Exercise prompt: Reproduce every line in the listing that contains the word "chevron".

Stored dataset items
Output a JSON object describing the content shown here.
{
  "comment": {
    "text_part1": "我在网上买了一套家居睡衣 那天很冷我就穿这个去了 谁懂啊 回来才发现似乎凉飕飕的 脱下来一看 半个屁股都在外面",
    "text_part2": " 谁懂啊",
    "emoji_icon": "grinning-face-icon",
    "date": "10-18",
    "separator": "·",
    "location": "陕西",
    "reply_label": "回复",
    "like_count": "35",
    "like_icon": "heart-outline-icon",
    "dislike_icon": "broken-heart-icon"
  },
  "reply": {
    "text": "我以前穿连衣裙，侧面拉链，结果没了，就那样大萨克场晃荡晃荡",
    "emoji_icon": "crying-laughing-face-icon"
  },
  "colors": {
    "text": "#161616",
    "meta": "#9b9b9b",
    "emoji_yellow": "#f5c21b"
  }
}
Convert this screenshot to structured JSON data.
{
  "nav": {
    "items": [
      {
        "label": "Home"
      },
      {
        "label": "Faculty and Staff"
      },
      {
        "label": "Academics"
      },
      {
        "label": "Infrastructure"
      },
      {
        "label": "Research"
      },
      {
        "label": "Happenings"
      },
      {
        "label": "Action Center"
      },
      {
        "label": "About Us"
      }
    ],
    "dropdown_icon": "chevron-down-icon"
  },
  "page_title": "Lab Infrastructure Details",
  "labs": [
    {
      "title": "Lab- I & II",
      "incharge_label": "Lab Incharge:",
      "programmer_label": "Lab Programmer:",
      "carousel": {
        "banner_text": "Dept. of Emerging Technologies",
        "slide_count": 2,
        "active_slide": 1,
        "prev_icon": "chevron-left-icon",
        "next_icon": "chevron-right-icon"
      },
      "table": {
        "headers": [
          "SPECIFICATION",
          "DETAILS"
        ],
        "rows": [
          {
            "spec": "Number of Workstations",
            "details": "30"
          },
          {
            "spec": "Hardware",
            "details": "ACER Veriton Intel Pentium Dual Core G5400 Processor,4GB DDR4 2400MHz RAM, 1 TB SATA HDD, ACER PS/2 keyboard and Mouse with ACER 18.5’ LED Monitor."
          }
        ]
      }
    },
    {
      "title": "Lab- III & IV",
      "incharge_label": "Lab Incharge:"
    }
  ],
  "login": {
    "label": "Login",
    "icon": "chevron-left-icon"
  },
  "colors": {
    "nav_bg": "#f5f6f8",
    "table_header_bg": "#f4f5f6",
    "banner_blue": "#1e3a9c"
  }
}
---
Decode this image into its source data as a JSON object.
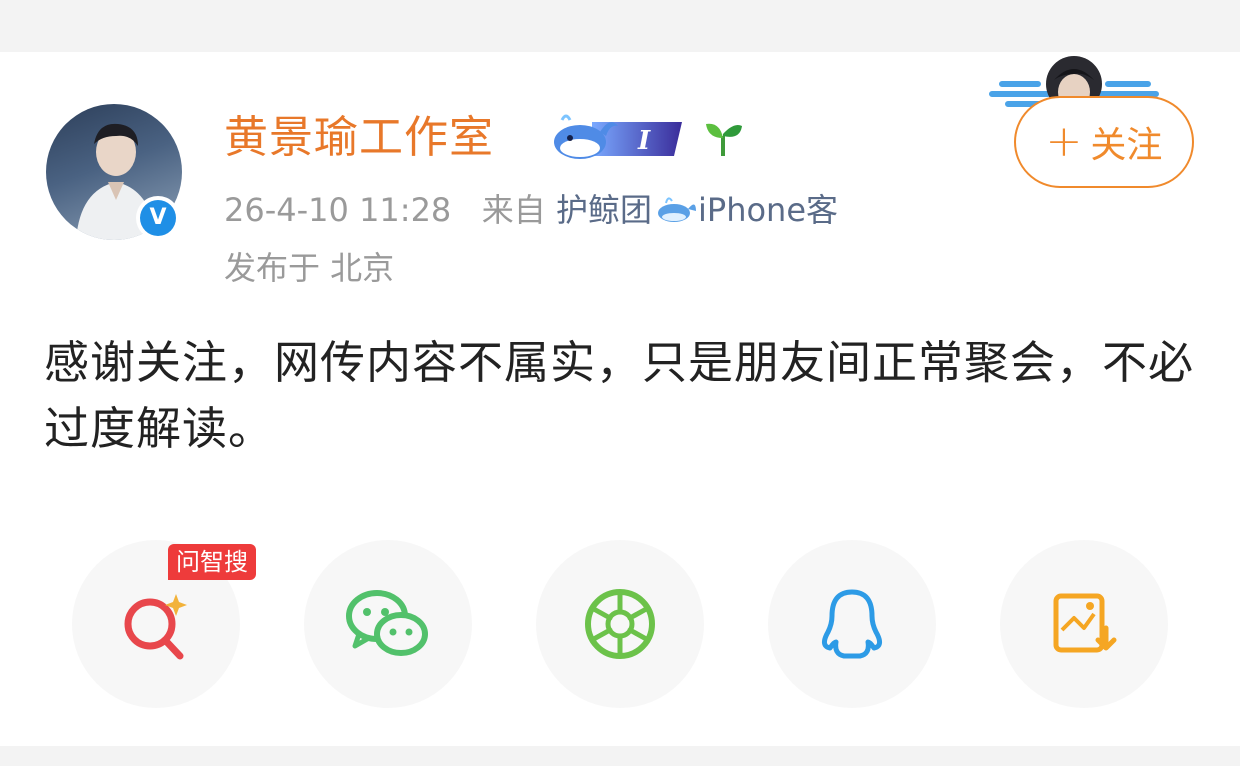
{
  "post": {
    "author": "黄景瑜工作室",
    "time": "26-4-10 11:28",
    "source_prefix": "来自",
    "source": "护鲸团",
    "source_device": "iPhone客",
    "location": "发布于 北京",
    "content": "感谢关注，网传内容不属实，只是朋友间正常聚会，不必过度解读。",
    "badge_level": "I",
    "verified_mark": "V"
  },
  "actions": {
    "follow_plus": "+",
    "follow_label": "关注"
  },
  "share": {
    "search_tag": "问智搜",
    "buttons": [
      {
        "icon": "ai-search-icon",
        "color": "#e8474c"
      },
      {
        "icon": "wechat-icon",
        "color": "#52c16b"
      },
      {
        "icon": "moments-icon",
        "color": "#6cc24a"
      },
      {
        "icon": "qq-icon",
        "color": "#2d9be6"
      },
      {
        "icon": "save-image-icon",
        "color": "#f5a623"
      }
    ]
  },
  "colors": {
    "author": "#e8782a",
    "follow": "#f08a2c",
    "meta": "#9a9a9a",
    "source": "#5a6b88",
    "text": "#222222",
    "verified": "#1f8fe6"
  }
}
--
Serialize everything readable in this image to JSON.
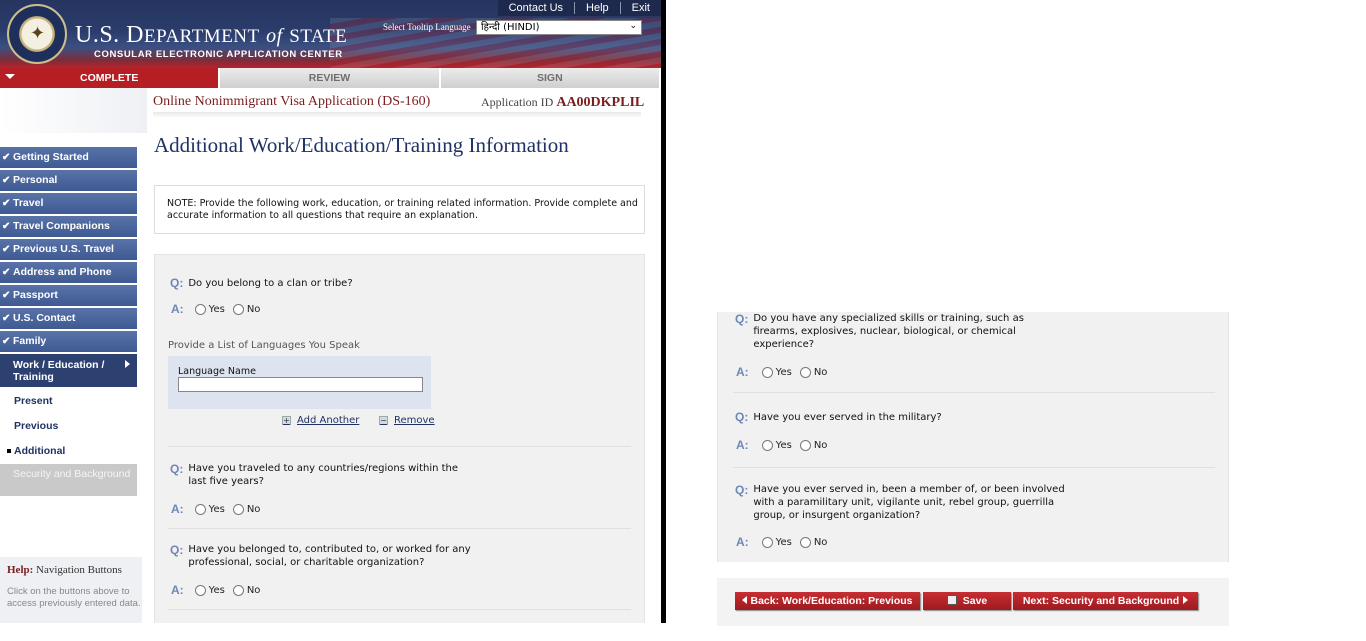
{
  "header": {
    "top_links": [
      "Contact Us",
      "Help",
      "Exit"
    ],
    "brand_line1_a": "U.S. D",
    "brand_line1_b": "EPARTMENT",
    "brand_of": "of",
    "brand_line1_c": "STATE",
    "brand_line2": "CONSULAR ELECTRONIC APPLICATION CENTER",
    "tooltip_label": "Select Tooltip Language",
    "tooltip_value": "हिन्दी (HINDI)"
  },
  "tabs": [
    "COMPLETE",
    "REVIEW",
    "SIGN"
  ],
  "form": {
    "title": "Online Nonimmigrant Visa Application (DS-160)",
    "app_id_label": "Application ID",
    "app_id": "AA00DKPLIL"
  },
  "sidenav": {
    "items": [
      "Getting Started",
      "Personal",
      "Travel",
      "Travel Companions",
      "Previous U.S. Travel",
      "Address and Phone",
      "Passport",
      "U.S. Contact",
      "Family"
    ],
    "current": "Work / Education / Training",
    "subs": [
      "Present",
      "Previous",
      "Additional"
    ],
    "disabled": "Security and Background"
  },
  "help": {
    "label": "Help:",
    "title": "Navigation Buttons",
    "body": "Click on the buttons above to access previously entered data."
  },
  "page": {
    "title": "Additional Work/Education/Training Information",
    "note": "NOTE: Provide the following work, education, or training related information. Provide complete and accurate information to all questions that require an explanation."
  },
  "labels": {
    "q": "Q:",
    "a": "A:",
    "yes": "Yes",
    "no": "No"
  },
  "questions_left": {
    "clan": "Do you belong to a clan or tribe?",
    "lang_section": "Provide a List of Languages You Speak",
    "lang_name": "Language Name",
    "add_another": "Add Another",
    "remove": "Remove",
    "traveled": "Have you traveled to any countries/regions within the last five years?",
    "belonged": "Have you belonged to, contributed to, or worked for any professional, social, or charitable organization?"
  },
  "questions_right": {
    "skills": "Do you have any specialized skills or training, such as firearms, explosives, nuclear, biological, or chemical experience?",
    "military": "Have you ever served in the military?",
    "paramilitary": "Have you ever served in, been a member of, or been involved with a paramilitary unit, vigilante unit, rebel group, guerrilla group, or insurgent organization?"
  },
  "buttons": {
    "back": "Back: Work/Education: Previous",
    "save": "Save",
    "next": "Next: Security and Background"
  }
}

Answer for the task:
    "dropdown_icon": "chevron-down-icon"
        "prev_icon": "chevron-left-icon",
        "next_icon": "chevron-right-icon"
    "icon": "chevron-left-icon"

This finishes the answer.